> **THE EXERCISE**: Keep only the lines of the listing that include the word "this", and copy them.

> **RECORDS PROVIDED**:
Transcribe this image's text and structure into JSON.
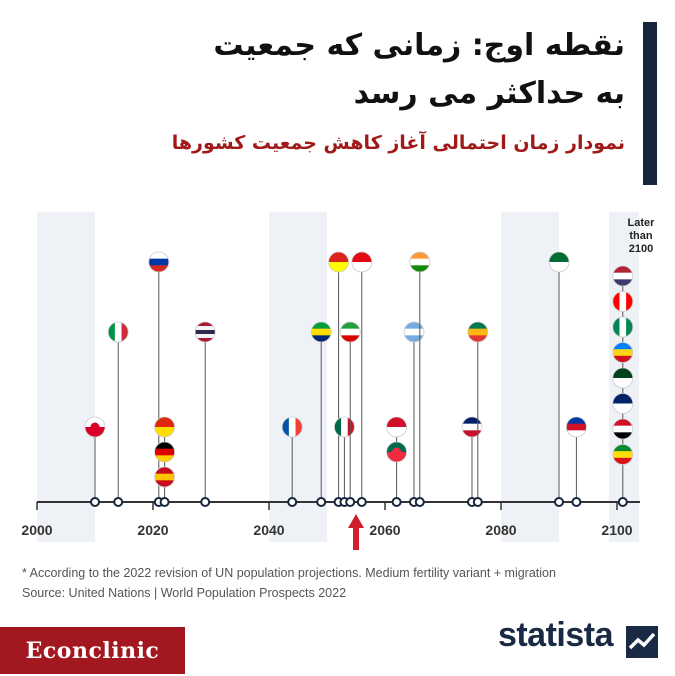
{
  "header": {
    "title_line1": "نقطه اوج: زمانی که جمعیت",
    "title_line2": "به حداکثر می رسد",
    "subtitle": "نمودار زمان احتمالی آغاز کاهش جمعیت کشورها"
  },
  "chart_data": {
    "type": "timeline",
    "x_ticks": [
      "2000",
      "2020",
      "2040",
      "2060",
      "2080",
      "2100"
    ],
    "xlim": [
      1998,
      2104
    ],
    "later_label": "Later than 2100",
    "annotation": "arrow marks the present",
    "points": [
      {
        "country": "Japan",
        "year": 2010,
        "row": 3
      },
      {
        "country": "Italy",
        "year": 2014,
        "row": 2
      },
      {
        "country": "Russia",
        "year": 2021,
        "row": 1
      },
      {
        "country": "China",
        "year": 2022,
        "row": 3
      },
      {
        "country": "Germany",
        "year": 2022,
        "row": 4
      },
      {
        "country": "Spain",
        "year": 2022,
        "row": 5
      },
      {
        "country": "Thailand",
        "year": 2029,
        "row": 2
      },
      {
        "country": "France",
        "year": 2044,
        "row": 3
      },
      {
        "country": "Brazil",
        "year": 2049,
        "row": 2
      },
      {
        "country": "Vietnam",
        "year": 2052,
        "row": 1
      },
      {
        "country": "Mexico",
        "year": 2053,
        "row": 3
      },
      {
        "country": "Iran",
        "year": 2054,
        "row": 2
      },
      {
        "country": "Turkey",
        "year": 2056,
        "row": 1
      },
      {
        "country": "Indonesia",
        "year": 2062,
        "row": 3
      },
      {
        "country": "Bangladesh",
        "year": 2062,
        "row": 4
      },
      {
        "country": "Argentina",
        "year": 2065,
        "row": 2
      },
      {
        "country": "India",
        "year": 2066,
        "row": 1
      },
      {
        "country": "UK",
        "year": 2075,
        "row": 3
      },
      {
        "country": "South Africa",
        "year": 2076,
        "row": 2
      },
      {
        "country": "Saudi Arabia",
        "year": 2090,
        "row": 1
      },
      {
        "country": "Philippines",
        "year": 2093,
        "row": 3
      }
    ],
    "later_than_2100": [
      "USA",
      "Canada",
      "Nigeria",
      "DR Congo",
      "Pakistan",
      "Australia",
      "Egypt",
      "Ethiopia"
    ]
  },
  "footnote": "* According to the 2022 revision of UN population projections. Medium fertility variant + migration",
  "source": "Source: United Nations | World Population Prospects 2022",
  "branding": {
    "left": "Econclinic",
    "right": "statista"
  },
  "colors": {
    "title": "#111111",
    "subtitle": "#a11a1a",
    "band": "#eef2f6",
    "axis": "#333333",
    "dot": "#17263c",
    "arrow": "#d11f2a"
  }
}
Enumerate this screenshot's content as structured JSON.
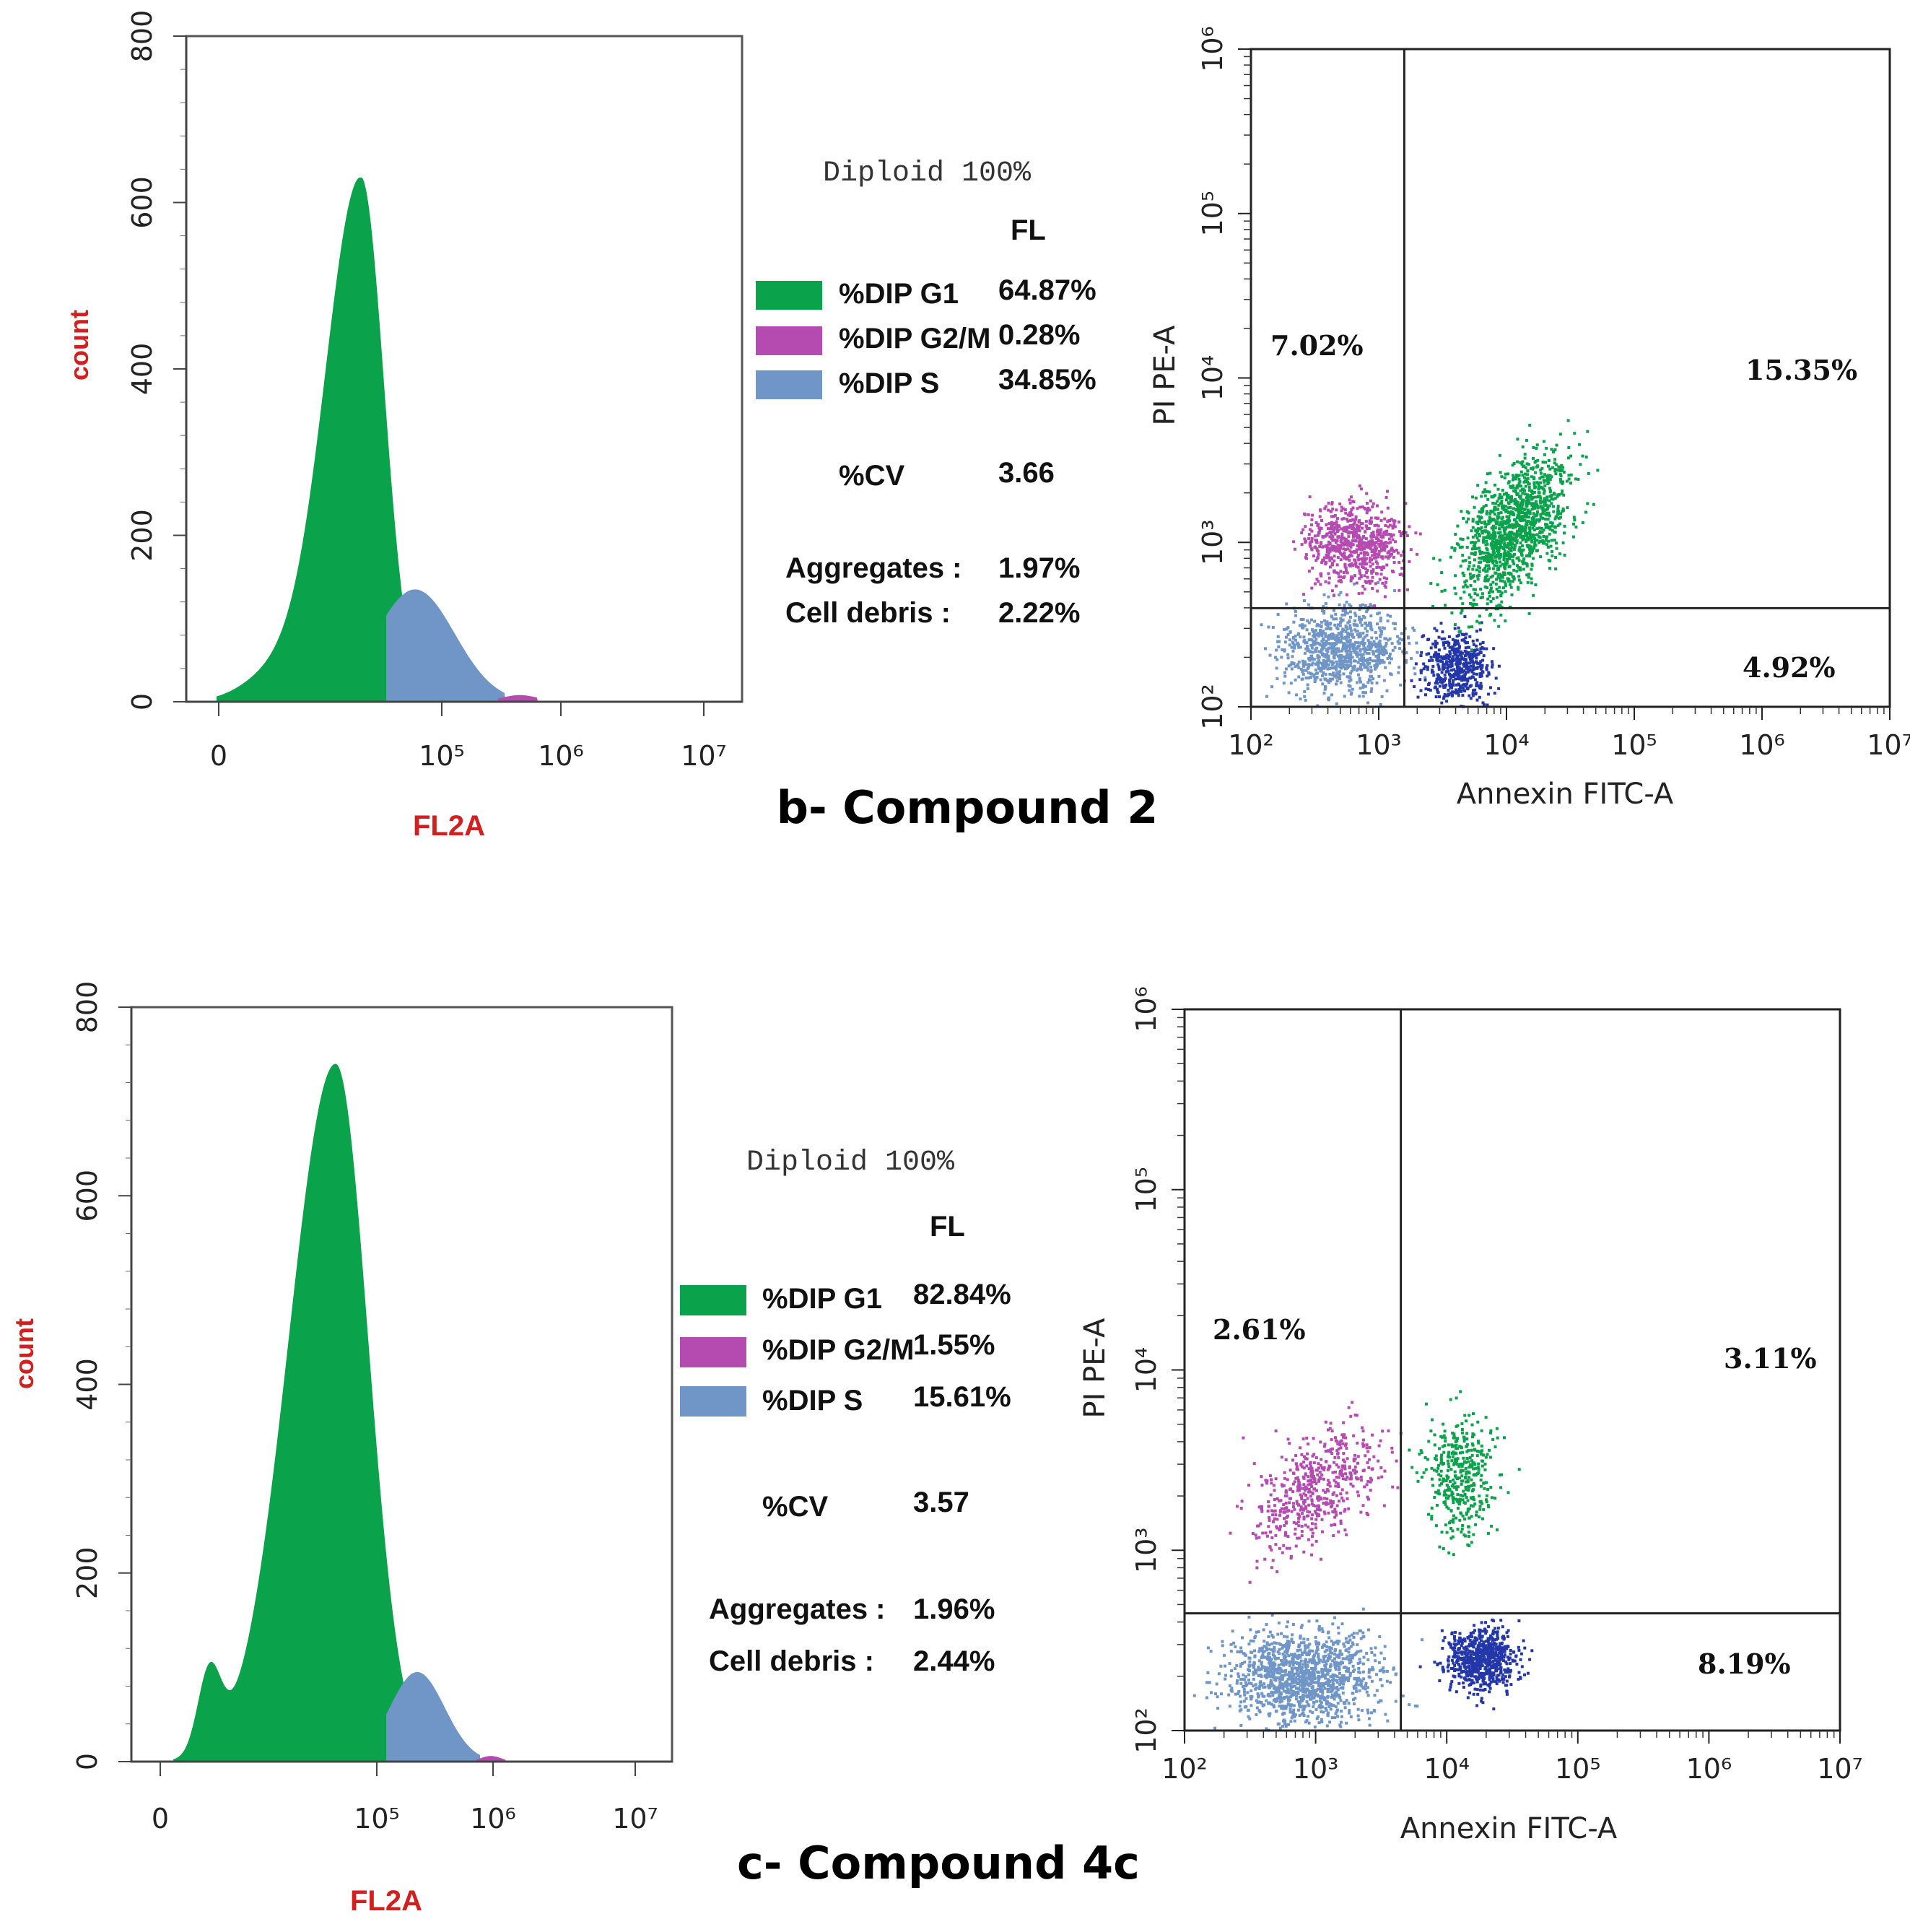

> **WORKED SOLUTION**:
Transcribe this image's text and structure into JSON.
Enumerate this screenshot's content as structured JSON.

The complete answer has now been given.